"""
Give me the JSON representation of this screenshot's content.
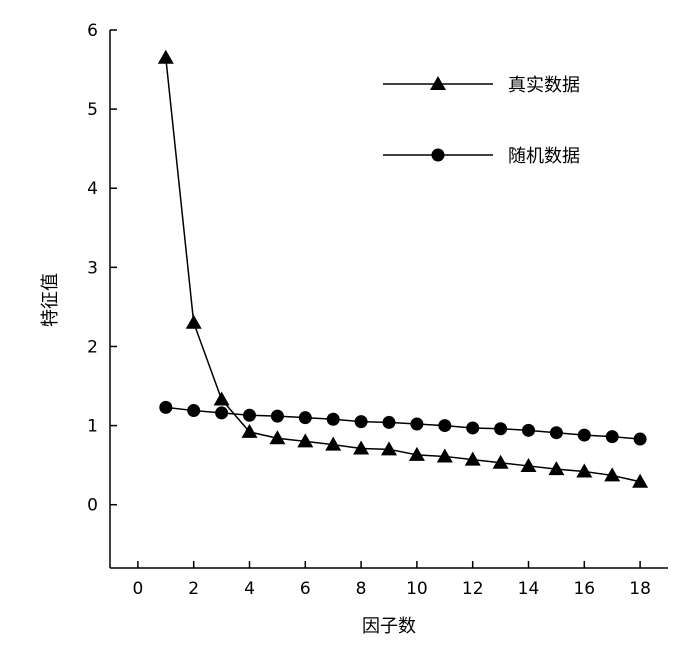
{
  "chart_data": {
    "type": "line",
    "xlabel": "因子数",
    "ylabel": "特征值",
    "xlim": [
      -1,
      19
    ],
    "ylim": [
      -0.8,
      6
    ],
    "x_ticks": [
      0,
      2,
      4,
      6,
      8,
      10,
      12,
      14,
      16,
      18
    ],
    "y_ticks": [
      0,
      1,
      2,
      3,
      4,
      5,
      6
    ],
    "grid": false,
    "legend_position": "top-right",
    "x": [
      1,
      2,
      3,
      4,
      5,
      6,
      7,
      8,
      9,
      10,
      11,
      12,
      13,
      14,
      15,
      16,
      17,
      18
    ],
    "series": [
      {
        "name": "真实数据",
        "marker": "triangle",
        "values": [
          5.65,
          2.3,
          1.33,
          0.92,
          0.84,
          0.8,
          0.76,
          0.71,
          0.7,
          0.63,
          0.61,
          0.57,
          0.53,
          0.49,
          0.45,
          0.42,
          0.37,
          0.29
        ]
      },
      {
        "name": "随机数据",
        "marker": "circle",
        "values": [
          1.23,
          1.19,
          1.16,
          1.13,
          1.12,
          1.1,
          1.08,
          1.05,
          1.04,
          1.02,
          1.0,
          0.97,
          0.96,
          0.94,
          0.91,
          0.88,
          0.86,
          0.83
        ]
      }
    ]
  }
}
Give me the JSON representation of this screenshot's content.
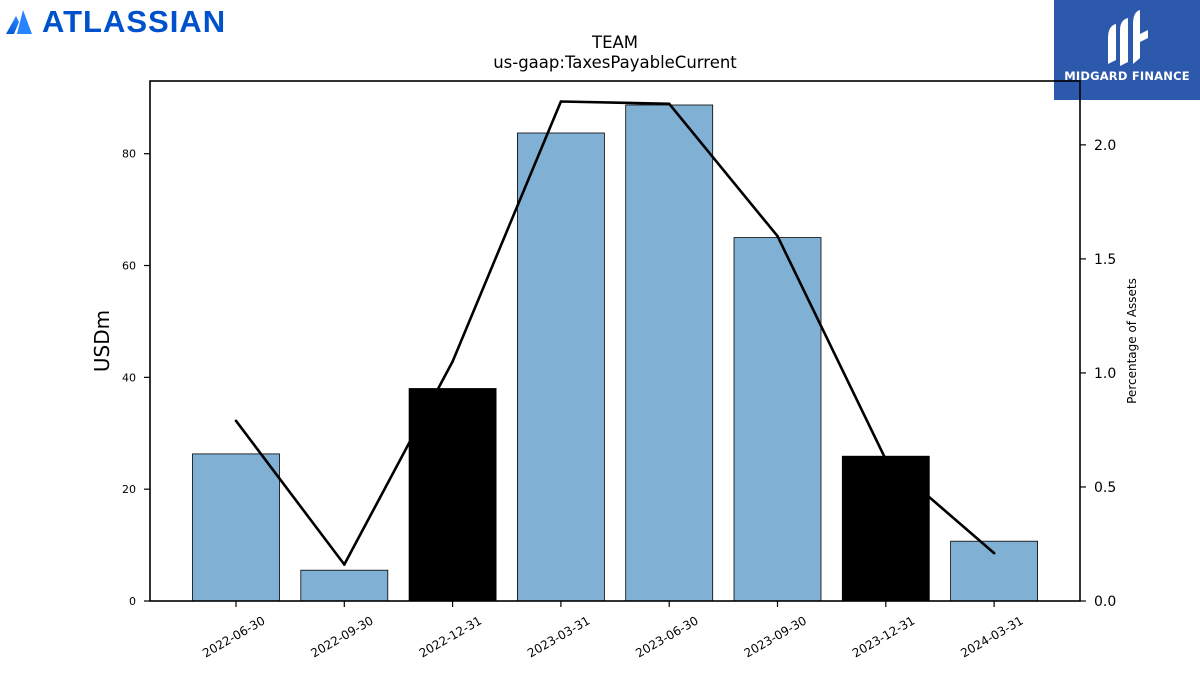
{
  "logos": {
    "left_text": "ATLASSIAN",
    "right_text": "MIDGARD FINANCE"
  },
  "chart_data": {
    "type": "bar",
    "title": "TEAM",
    "subtitle": "us-gaap:TaxesPayableCurrent",
    "xlabel": "",
    "ylabel": "USDm",
    "y2label": "Percentage of Assets",
    "categories": [
      "2022-06-30",
      "2022-09-30",
      "2022-12-31",
      "2023-03-31",
      "2023-06-30",
      "2023-09-30",
      "2023-12-31",
      "2024-03-31"
    ],
    "series": [
      {
        "type": "bar",
        "axis": "left",
        "values": [
          26.3,
          5.5,
          38.0,
          83.7,
          88.7,
          65.0,
          25.9,
          10.7
        ],
        "highlighted": [
          false,
          false,
          true,
          false,
          false,
          false,
          true,
          false
        ]
      },
      {
        "type": "line",
        "axis": "right",
        "values": [
          0.79,
          0.16,
          1.05,
          2.19,
          2.18,
          1.6,
          0.62,
          0.21
        ]
      }
    ],
    "ylim": [
      0,
      93
    ],
    "y2lim": [
      0,
      2.28
    ],
    "yticks": [
      0,
      20,
      40,
      60,
      80
    ],
    "y2ticks": [
      "0.0",
      "0.5",
      "1.0",
      "1.5",
      "2.0"
    ],
    "grid": false,
    "colors": {
      "bar": "#80b0d4",
      "bar_highlight": "#000000",
      "line": "#000000"
    }
  }
}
"""
# [Short exercise]
Reproduce each line of the records exactly, and omit every picture.

# [Answer to the task]
Give me the JSON representation of this screenshot's content.
{
  "chart_data": {
    "type": "line",
    "xlabel": "因子数",
    "ylabel": "特征值",
    "xlim": [
      -1,
      19
    ],
    "ylim": [
      -0.8,
      6
    ],
    "x_ticks": [
      0,
      2,
      4,
      6,
      8,
      10,
      12,
      14,
      16,
      18
    ],
    "y_ticks": [
      0,
      1,
      2,
      3,
      4,
      5,
      6
    ],
    "grid": false,
    "legend_position": "top-right",
    "x": [
      1,
      2,
      3,
      4,
      5,
      6,
      7,
      8,
      9,
      10,
      11,
      12,
      13,
      14,
      15,
      16,
      17,
      18
    ],
    "series": [
      {
        "name": "真实数据",
        "marker": "triangle",
        "values": [
          5.65,
          2.3,
          1.33,
          0.92,
          0.84,
          0.8,
          0.76,
          0.71,
          0.7,
          0.63,
          0.61,
          0.57,
          0.53,
          0.49,
          0.45,
          0.42,
          0.37,
          0.29
        ]
      },
      {
        "name": "随机数据",
        "marker": "circle",
        "values": [
          1.23,
          1.19,
          1.16,
          1.13,
          1.12,
          1.1,
          1.08,
          1.05,
          1.04,
          1.02,
          1.0,
          0.97,
          0.96,
          0.94,
          0.91,
          0.88,
          0.86,
          0.83
        ]
      }
    ]
  }
}
Give me the JSON representation of this screenshot's content.
{
  "logos": {
    "left_text": "ATLASSIAN",
    "right_text": "MIDGARD FINANCE"
  },
  "chart_data": {
    "type": "bar",
    "title": "TEAM",
    "subtitle": "us-gaap:TaxesPayableCurrent",
    "xlabel": "",
    "ylabel": "USDm",
    "y2label": "Percentage of Assets",
    "categories": [
      "2022-06-30",
      "2022-09-30",
      "2022-12-31",
      "2023-03-31",
      "2023-06-30",
      "2023-09-30",
      "2023-12-31",
      "2024-03-31"
    ],
    "series": [
      {
        "type": "bar",
        "axis": "left",
        "values": [
          26.3,
          5.5,
          38.0,
          83.7,
          88.7,
          65.0,
          25.9,
          10.7
        ],
        "highlighted": [
          false,
          false,
          true,
          false,
          false,
          false,
          true,
          false
        ]
      },
      {
        "type": "line",
        "axis": "right",
        "values": [
          0.79,
          0.16,
          1.05,
          2.19,
          2.18,
          1.6,
          0.62,
          0.21
        ]
      }
    ],
    "ylim": [
      0,
      93
    ],
    "y2lim": [
      0,
      2.28
    ],
    "yticks": [
      0,
      20,
      40,
      60,
      80
    ],
    "y2ticks": [
      "0.0",
      "0.5",
      "1.0",
      "1.5",
      "2.0"
    ],
    "grid": false,
    "colors": {
      "bar": "#80b0d4",
      "bar_highlight": "#000000",
      "line": "#000000"
    }
  }
}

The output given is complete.